**WRITTEN REQUEST**
Rewrite the lines below, changing every "Patent image size" to "Figure dimensions" and keeping everything else the same. Leave the pictures out.

(Data records)
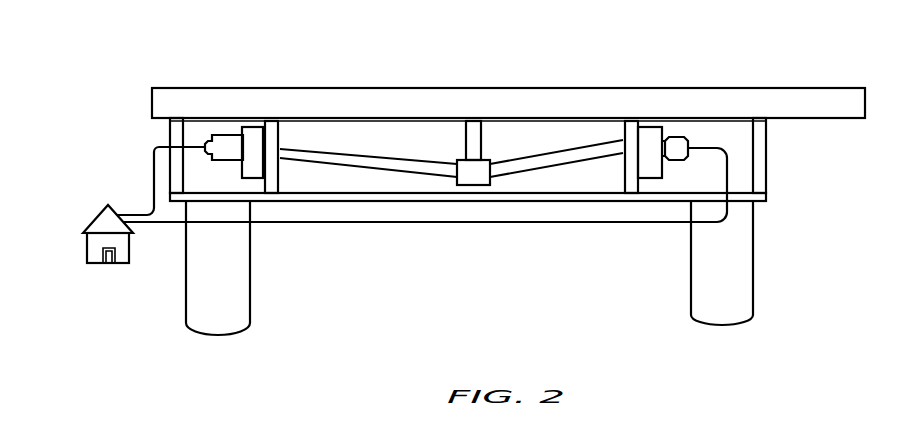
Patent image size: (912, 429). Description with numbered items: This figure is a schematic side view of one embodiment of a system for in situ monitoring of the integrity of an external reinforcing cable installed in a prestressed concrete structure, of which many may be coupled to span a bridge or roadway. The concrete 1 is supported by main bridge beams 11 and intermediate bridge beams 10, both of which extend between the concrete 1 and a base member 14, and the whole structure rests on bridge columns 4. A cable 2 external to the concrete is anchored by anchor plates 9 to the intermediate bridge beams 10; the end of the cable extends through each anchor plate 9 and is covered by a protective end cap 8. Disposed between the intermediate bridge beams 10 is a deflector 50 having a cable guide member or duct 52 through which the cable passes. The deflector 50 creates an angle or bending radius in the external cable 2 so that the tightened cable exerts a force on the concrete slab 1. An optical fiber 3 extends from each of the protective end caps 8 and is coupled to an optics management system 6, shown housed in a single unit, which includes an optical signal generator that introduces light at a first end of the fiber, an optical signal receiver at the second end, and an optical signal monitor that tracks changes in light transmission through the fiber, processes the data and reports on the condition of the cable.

The concrete 1 is at (392, 107).
The cable 2 is at (553, 157).
The optical fiber 3 is at (145, 210).
The bridge columns 4 is at (222, 317).
The optics management system 6 is at (87, 250).
The protective end cap 8 is at (224, 137).
The anchor plates 9 is at (255, 127).
The intermediate bridge beams 10 is at (277, 168).
The main bridge beams 11 is at (172, 135).
The base member 14 is at (603, 198).
The deflector 50 is at (480, 133).
The cable guide member or duct 52 is at (473, 175).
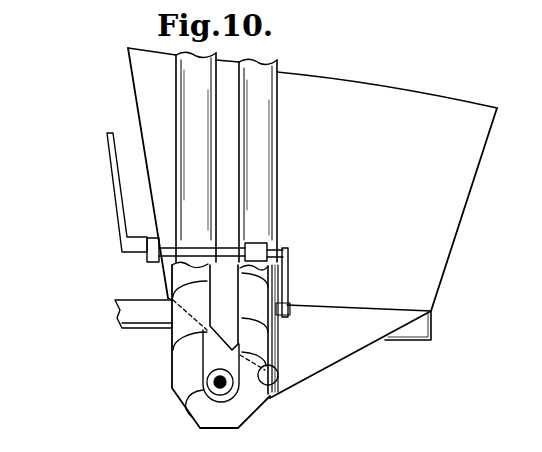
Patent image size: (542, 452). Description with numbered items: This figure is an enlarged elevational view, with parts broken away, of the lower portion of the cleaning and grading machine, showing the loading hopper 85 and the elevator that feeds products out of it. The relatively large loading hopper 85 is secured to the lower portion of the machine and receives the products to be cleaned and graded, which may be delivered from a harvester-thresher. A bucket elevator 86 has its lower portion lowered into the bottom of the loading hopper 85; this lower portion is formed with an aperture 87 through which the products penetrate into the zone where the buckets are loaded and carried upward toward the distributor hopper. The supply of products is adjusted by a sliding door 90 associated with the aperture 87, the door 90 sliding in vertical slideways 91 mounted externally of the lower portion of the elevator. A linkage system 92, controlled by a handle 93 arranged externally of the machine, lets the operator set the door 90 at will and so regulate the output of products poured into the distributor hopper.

The loading hopper 85 is at (466, 205).
The bucket elevator 86 is at (203, 145).
The aperture 87 is at (270, 385).
The sliding door 90 is at (272, 347).
The vertical slideways 91 is at (278, 367).
The linkage system 92 is at (288, 280).
The handle 93 is at (117, 188).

**EXERCISE RESPONSE**
Figure dimensions: (912, 429). Description with numbered items: This figure is a schematic side view of one embodiment of a system for in situ monitoring of the integrity of an external reinforcing cable installed in a prestressed concrete structure, of which many may be coupled to span a bridge or roadway. The concrete 1 is supported by main bridge beams 11 and intermediate bridge beams 10, both of which extend between the concrete 1 and a base member 14, and the whole structure rests on bridge columns 4. A cable 2 external to the concrete is anchored by anchor plates 9 to the intermediate bridge beams 10; the end of the cable extends through each anchor plate 9 and is covered by a protective end cap 8. Disposed between the intermediate bridge beams 10 is a deflector 50 having a cable guide member or duct 52 through which the cable passes. The deflector 50 creates an angle or bending radius in the external cable 2 so that the tightened cable exerts a force on the concrete slab 1. An optical fiber 3 extends from each of the protective end caps 8 and is coupled to an optics management system 6, shown housed in a single unit, which includes an optical signal generator that introduces light at a first end of the fiber, an optical signal receiver at the second end, and an optical signal monitor that tracks changes in light transmission through the fiber, processes the data and reports on the condition of the cable.

The concrete 1 is at (392, 107).
The cable 2 is at (553, 157).
The optical fiber 3 is at (145, 210).
The bridge columns 4 is at (222, 317).
The optics management system 6 is at (87, 250).
The protective end cap 8 is at (224, 137).
The anchor plates 9 is at (255, 127).
The intermediate bridge beams 10 is at (277, 168).
The main bridge beams 11 is at (172, 135).
The base member 14 is at (603, 198).
The deflector 50 is at (480, 133).
The cable guide member or duct 52 is at (473, 175).
Figure dimensions: (542, 452). Description with numbered items: This figure is an enlarged elevational view, with parts broken away, of the lower portion of the cleaning and grading machine, showing the loading hopper 85 and the elevator that feeds products out of it. The relatively large loading hopper 85 is secured to the lower portion of the machine and receives the products to be cleaned and graded, which may be delivered from a harvester-thresher. A bucket elevator 86 has its lower portion lowered into the bottom of the loading hopper 85; this lower portion is formed with an aperture 87 through which the products penetrate into the zone where the buckets are loaded and carried upward toward the distributor hopper. The supply of products is adjusted by a sliding door 90 associated with the aperture 87, the door 90 sliding in vertical slideways 91 mounted externally of the lower portion of the elevator. A linkage system 92, controlled by a handle 93 arranged externally of the machine, lets the operator set the door 90 at will and so regulate the output of products poured into the distributor hopper.

The loading hopper 85 is at (466, 205).
The bucket elevator 86 is at (203, 145).
The aperture 87 is at (270, 385).
The sliding door 90 is at (272, 347).
The vertical slideways 91 is at (278, 367).
The linkage system 92 is at (288, 280).
The handle 93 is at (117, 188).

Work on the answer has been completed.